### [Exercise objective]
All of the data below should be written out exactly.

### [Records shown]

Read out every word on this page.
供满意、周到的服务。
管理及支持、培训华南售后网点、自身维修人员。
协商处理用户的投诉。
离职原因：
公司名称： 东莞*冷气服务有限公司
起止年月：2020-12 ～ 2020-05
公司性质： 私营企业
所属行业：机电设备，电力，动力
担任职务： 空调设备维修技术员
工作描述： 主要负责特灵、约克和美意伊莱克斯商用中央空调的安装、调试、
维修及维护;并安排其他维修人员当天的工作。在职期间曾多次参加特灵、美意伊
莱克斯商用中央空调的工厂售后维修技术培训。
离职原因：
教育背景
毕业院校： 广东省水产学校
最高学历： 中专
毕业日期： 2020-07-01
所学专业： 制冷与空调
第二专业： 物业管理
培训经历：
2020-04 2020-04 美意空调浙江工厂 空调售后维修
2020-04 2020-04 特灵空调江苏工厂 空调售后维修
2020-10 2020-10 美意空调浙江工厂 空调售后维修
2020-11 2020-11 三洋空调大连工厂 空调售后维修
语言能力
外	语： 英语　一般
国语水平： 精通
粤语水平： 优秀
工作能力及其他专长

### [Answer in full]
Read out every word on this page.
供满意、周到的服务。
管理及支持、培训华南售后网点、自身维修人员。
协商处理用户的投诉。
离职原因：
公司名称： 东莞*冷气服务有限公司
起止年月：2020-12 ～ 2020-05
公司性质： 私营企业
所属行业：机电设备，电力，动力
担任职务： 空调设备维修技术员
工作描述： 主要负责特灵、约克和美意伊莱克斯商用中央空调的安装、调试、
维修及维护;并安排其他维修人员当天的工作。在职期间曾多次参加特灵、美意伊
莱克斯商用中央空调的工厂售后维修技术培训。
离职原因：
教育背景
毕业院校： 广东省水产学校
最高学历： 中专
毕业日期： 2020-07-01
所学专业： 制冷与空调
第二专业： 物业管理
培训经历：
2020-04 2020-04 美意空调浙江工厂 空调售后维修
2020-04 2020-04 特灵空调江苏工厂 空调售后维修
2020-10 2020-10 美意空调浙江工厂 空调售后维修
2020-11 2020-11 三洋空调大连工厂 空调售后维修
语言能力
外	语： 英语　一般
国语水平： 精通
粤语水平： 优秀
工作能力及其他专长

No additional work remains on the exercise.